> [PROMPT] The records should be repeated word for word, pictures excluded.

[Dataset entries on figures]
——

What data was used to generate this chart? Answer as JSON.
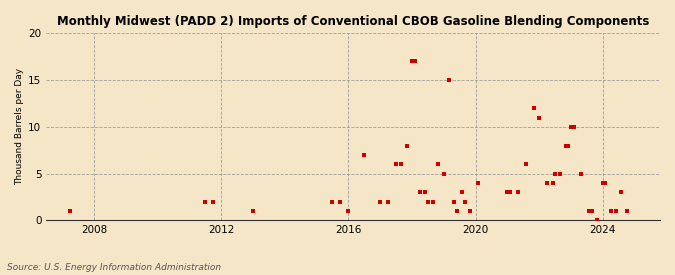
{
  "title": "Monthly Midwest (PADD 2) Imports of Conventional CBOB Gasoline Blending Components",
  "ylabel": "Thousand Barrels per Day",
  "source": "Source: U.S. Energy Information Administration",
  "background_color": "#f5e6c8",
  "plot_bg_color": "#f5e6c8",
  "marker_color": "#cc0000",
  "ylim": [
    0,
    20
  ],
  "yticks": [
    0,
    5,
    10,
    15,
    20
  ],
  "xlim_start": 2006.5,
  "xlim_end": 2025.8,
  "xticks": [
    2008,
    2012,
    2016,
    2020,
    2024
  ],
  "data_points": [
    [
      2007.25,
      1
    ],
    [
      2011.5,
      2
    ],
    [
      2011.75,
      2
    ],
    [
      2013.0,
      1
    ],
    [
      2015.5,
      2
    ],
    [
      2015.75,
      2
    ],
    [
      2016.0,
      1
    ],
    [
      2016.5,
      7
    ],
    [
      2017.0,
      2
    ],
    [
      2017.25,
      2
    ],
    [
      2017.5,
      6
    ],
    [
      2017.65,
      6
    ],
    [
      2017.83,
      8
    ],
    [
      2018.0,
      17
    ],
    [
      2018.08,
      17
    ],
    [
      2018.25,
      3
    ],
    [
      2018.42,
      3
    ],
    [
      2018.5,
      2
    ],
    [
      2018.67,
      2
    ],
    [
      2018.83,
      6
    ],
    [
      2019.0,
      5
    ],
    [
      2019.17,
      15
    ],
    [
      2019.33,
      2
    ],
    [
      2019.42,
      1
    ],
    [
      2019.58,
      3
    ],
    [
      2019.67,
      2
    ],
    [
      2019.83,
      1
    ],
    [
      2020.08,
      4
    ],
    [
      2021.0,
      3
    ],
    [
      2021.08,
      3
    ],
    [
      2021.33,
      3
    ],
    [
      2021.58,
      6
    ],
    [
      2021.83,
      12
    ],
    [
      2022.0,
      11
    ],
    [
      2022.25,
      4
    ],
    [
      2022.42,
      4
    ],
    [
      2022.5,
      5
    ],
    [
      2022.67,
      5
    ],
    [
      2022.83,
      8
    ],
    [
      2022.92,
      8
    ],
    [
      2023.0,
      10
    ],
    [
      2023.08,
      10
    ],
    [
      2023.33,
      5
    ],
    [
      2023.58,
      1
    ],
    [
      2023.67,
      1
    ],
    [
      2023.83,
      0
    ],
    [
      2024.0,
      4
    ],
    [
      2024.08,
      4
    ],
    [
      2024.25,
      1
    ],
    [
      2024.42,
      1
    ],
    [
      2024.58,
      3
    ],
    [
      2024.75,
      1
    ]
  ]
}
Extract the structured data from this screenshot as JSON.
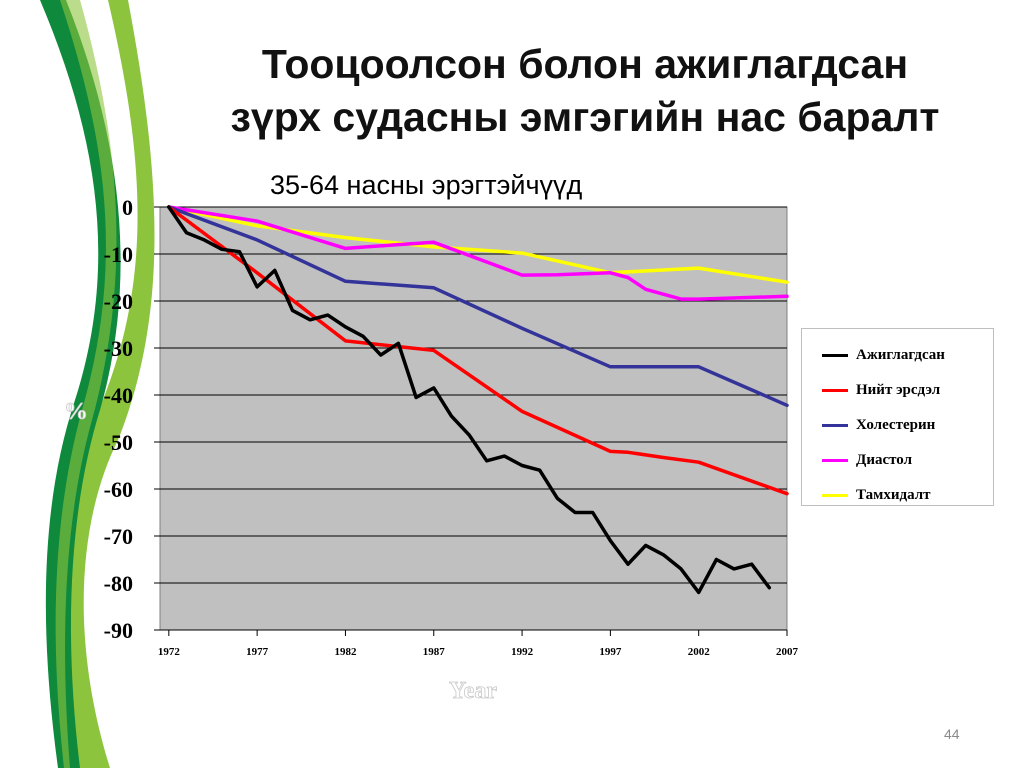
{
  "slide": {
    "title_line1": "Тооцоолсон болон ажиглагдсан",
    "title_line2": "зүрх судасны эмгэгийн нас баралт",
    "subtitle": "35-64 насны эрэгтэйчүүд",
    "page_number": "44"
  },
  "decor": {
    "dark_green": "#0f8a3c",
    "light_green": "#8cc43e"
  },
  "chart_data": {
    "type": "line",
    "xlabel": "Year",
    "ylabel": "%",
    "xlim": [
      1971.5,
      2007
    ],
    "ylim": [
      -90,
      0
    ],
    "x_ticks": [
      "1972",
      "1977",
      "1982",
      "1987",
      "1992",
      "1997",
      "2002",
      "2007"
    ],
    "y_ticks": [
      "0",
      "-10",
      "-20",
      "-30",
      "-40",
      "-50",
      "-60",
      "-70",
      "-80",
      "-90"
    ],
    "grid": true,
    "plot_background": "#c0c0c0",
    "legend_position": "right",
    "series": [
      {
        "name": "Ажиглагдсан",
        "color": "#000000",
        "x": [
          1972,
          1973,
          1974,
          1975,
          1976,
          1977,
          1978,
          1979,
          1980,
          1981,
          1982,
          1983,
          1984,
          1985,
          1986,
          1987,
          1988,
          1989,
          1990,
          1991,
          1992,
          1993,
          1994,
          1995,
          1996,
          1997,
          1998,
          1999,
          2000,
          2001,
          2002,
          2003,
          2004,
          2005,
          2006
        ],
        "values": [
          0,
          -5.5,
          -7,
          -9,
          -9.5,
          -17,
          -13.5,
          -22,
          -24,
          -23,
          -25.5,
          -27.5,
          -31.5,
          -29,
          -40.5,
          -38.5,
          -44.5,
          -48.5,
          -54,
          -53,
          -55,
          -56,
          -62,
          -65,
          -65,
          -71,
          -76,
          -72,
          -74,
          -77,
          -82,
          -75,
          -77,
          -76,
          -81
        ]
      },
      {
        "name": "Нийт эрсдэл",
        "color": "#ff0000",
        "x": [
          1972,
          1977,
          1982,
          1987,
          1992,
          1997,
          1998,
          2000,
          2002,
          2007
        ],
        "values": [
          0,
          -14,
          -28.5,
          -30.5,
          -43.5,
          -52,
          -52.2,
          -53.3,
          -54.3,
          -61
        ]
      },
      {
        "name": "Холестерин",
        "color": "#333399",
        "x": [
          1972,
          1977,
          1982,
          1987,
          1992,
          1997,
          2002,
          2007
        ],
        "values": [
          0,
          -7,
          -15.8,
          -17.2,
          -25.8,
          -34,
          -34,
          -42.2
        ]
      },
      {
        "name": "Диастол",
        "color": "#ff00ff",
        "x": [
          1972,
          1977,
          1982,
          1985,
          1987,
          1992,
          1994,
          1997,
          1998,
          1999,
          2001,
          2002,
          2007
        ],
        "values": [
          0,
          -3,
          -8.8,
          -8,
          -7.5,
          -14.5,
          -14.4,
          -14,
          -15,
          -17.5,
          -19.6,
          -19.6,
          -19
        ]
      },
      {
        "name": "Тамхидалт",
        "color": "#ffff00",
        "x": [
          1972,
          1977,
          1982,
          1987,
          1992,
          1997,
          2002,
          2007
        ],
        "values": [
          0,
          -4,
          -6.5,
          -8.5,
          -9.8,
          -14,
          -13,
          -16
        ]
      }
    ]
  }
}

——

> [FINAL RESULT]
What data was used to generate this chart? Answer as JSON.
{
  "title": "Monthly Midwest (PADD 2) Imports of Conventional CBOB Gasoline Blending Components",
  "ylabel": "Thousand Barrels per Day",
  "source": "Source: U.S. Energy Information Administration",
  "background_color": "#f5e6c8",
  "plot_bg_color": "#f5e6c8",
  "marker_color": "#cc0000",
  "ylim": [
    0,
    20
  ],
  "yticks": [
    0,
    5,
    10,
    15,
    20
  ],
  "xlim_start": 2006.5,
  "xlim_end": 2025.8,
  "xticks": [
    2008,
    2012,
    2016,
    2020,
    2024
  ],
  "data_points": [
    [
      2007.25,
      1
    ],
    [
      2011.5,
      2
    ],
    [
      2011.75,
      2
    ],
    [
      2013.0,
      1
    ],
    [
      2015.5,
      2
    ],
    [
      2015.75,
      2
    ],
    [
      2016.0,
      1
    ],
    [
      2016.5,
      7
    ],
    [
      2017.0,
      2
    ],
    [
      2017.25,
      2
    ],
    [
      2017.5,
      6
    ],
    [
      2017.65,
      6
    ],
    [
      2017.83,
      8
    ],
    [
      2018.0,
      17
    ],
    [
      2018.08,
      17
    ],
    [
      2018.25,
      3
    ],
    [
      2018.42,
      3
    ],
    [
      2018.5,
      2
    ],
    [
      2018.67,
      2
    ],
    [
      2018.83,
      6
    ],
    [
      2019.0,
      5
    ],
    [
      2019.17,
      15
    ],
    [
      2019.33,
      2
    ],
    [
      2019.42,
      1
    ],
    [
      2019.58,
      3
    ],
    [
      2019.67,
      2
    ],
    [
      2019.83,
      1
    ],
    [
      2020.08,
      4
    ],
    [
      2021.0,
      3
    ],
    [
      2021.08,
      3
    ],
    [
      2021.33,
      3
    ],
    [
      2021.58,
      6
    ],
    [
      2021.83,
      12
    ],
    [
      2022.0,
      11
    ],
    [
      2022.25,
      4
    ],
    [
      2022.42,
      4
    ],
    [
      2022.5,
      5
    ],
    [
      2022.67,
      5
    ],
    [
      2022.83,
      8
    ],
    [
      2022.92,
      8
    ],
    [
      2023.0,
      10
    ],
    [
      2023.08,
      10
    ],
    [
      2023.33,
      5
    ],
    [
      2023.58,
      1
    ],
    [
      2023.67,
      1
    ],
    [
      2023.83,
      0
    ],
    [
      2024.0,
      4
    ],
    [
      2024.08,
      4
    ],
    [
      2024.25,
      1
    ],
    [
      2024.42,
      1
    ],
    [
      2024.58,
      3
    ],
    [
      2024.75,
      1
    ]
  ]
}
Extract the structured data from this screenshot as JSON.
{
  "slide": {
    "title_line1": "Тооцоолсон болон ажиглагдсан",
    "title_line2": "зүрх судасны эмгэгийн нас баралт",
    "subtitle": "35-64 насны эрэгтэйчүүд",
    "page_number": "44"
  },
  "decor": {
    "dark_green": "#0f8a3c",
    "light_green": "#8cc43e"
  },
  "chart_data": {
    "type": "line",
    "xlabel": "Year",
    "ylabel": "%",
    "xlim": [
      1971.5,
      2007
    ],
    "ylim": [
      -90,
      0
    ],
    "x_ticks": [
      "1972",
      "1977",
      "1982",
      "1987",
      "1992",
      "1997",
      "2002",
      "2007"
    ],
    "y_ticks": [
      "0",
      "-10",
      "-20",
      "-30",
      "-40",
      "-50",
      "-60",
      "-70",
      "-80",
      "-90"
    ],
    "grid": true,
    "plot_background": "#c0c0c0",
    "legend_position": "right",
    "series": [
      {
        "name": "Ажиглагдсан",
        "color": "#000000",
        "x": [
          1972,
          1973,
          1974,
          1975,
          1976,
          1977,
          1978,
          1979,
          1980,
          1981,
          1982,
          1983,
          1984,
          1985,
          1986,
          1987,
          1988,
          1989,
          1990,
          1991,
          1992,
          1993,
          1994,
          1995,
          1996,
          1997,
          1998,
          1999,
          2000,
          2001,
          2002,
          2003,
          2004,
          2005,
          2006
        ],
        "values": [
          0,
          -5.5,
          -7,
          -9,
          -9.5,
          -17,
          -13.5,
          -22,
          -24,
          -23,
          -25.5,
          -27.5,
          -31.5,
          -29,
          -40.5,
          -38.5,
          -44.5,
          -48.5,
          -54,
          -53,
          -55,
          -56,
          -62,
          -65,
          -65,
          -71,
          -76,
          -72,
          -74,
          -77,
          -82,
          -75,
          -77,
          -76,
          -81
        ]
      },
      {
        "name": "Нийт эрсдэл",
        "color": "#ff0000",
        "x": [
          1972,
          1977,
          1982,
          1987,
          1992,
          1997,
          1998,
          2000,
          2002,
          2007
        ],
        "values": [
          0,
          -14,
          -28.5,
          -30.5,
          -43.5,
          -52,
          -52.2,
          -53.3,
          -54.3,
          -61
        ]
      },
      {
        "name": "Холестерин",
        "color": "#333399",
        "x": [
          1972,
          1977,
          1982,
          1987,
          1992,
          1997,
          2002,
          2007
        ],
        "values": [
          0,
          -7,
          -15.8,
          -17.2,
          -25.8,
          -34,
          -34,
          -42.2
        ]
      },
      {
        "name": "Диастол",
        "color": "#ff00ff",
        "x": [
          1972,
          1977,
          1982,
          1985,
          1987,
          1992,
          1994,
          1997,
          1998,
          1999,
          2001,
          2002,
          2007
        ],
        "values": [
          0,
          -3,
          -8.8,
          -8,
          -7.5,
          -14.5,
          -14.4,
          -14,
          -15,
          -17.5,
          -19.6,
          -19.6,
          -19
        ]
      },
      {
        "name": "Тамхидалт",
        "color": "#ffff00",
        "x": [
          1972,
          1977,
          1982,
          1987,
          1992,
          1997,
          2002,
          2007
        ],
        "values": [
          0,
          -4,
          -6.5,
          -8.5,
          -9.8,
          -14,
          -13,
          -16
        ]
      }
    ]
  }
}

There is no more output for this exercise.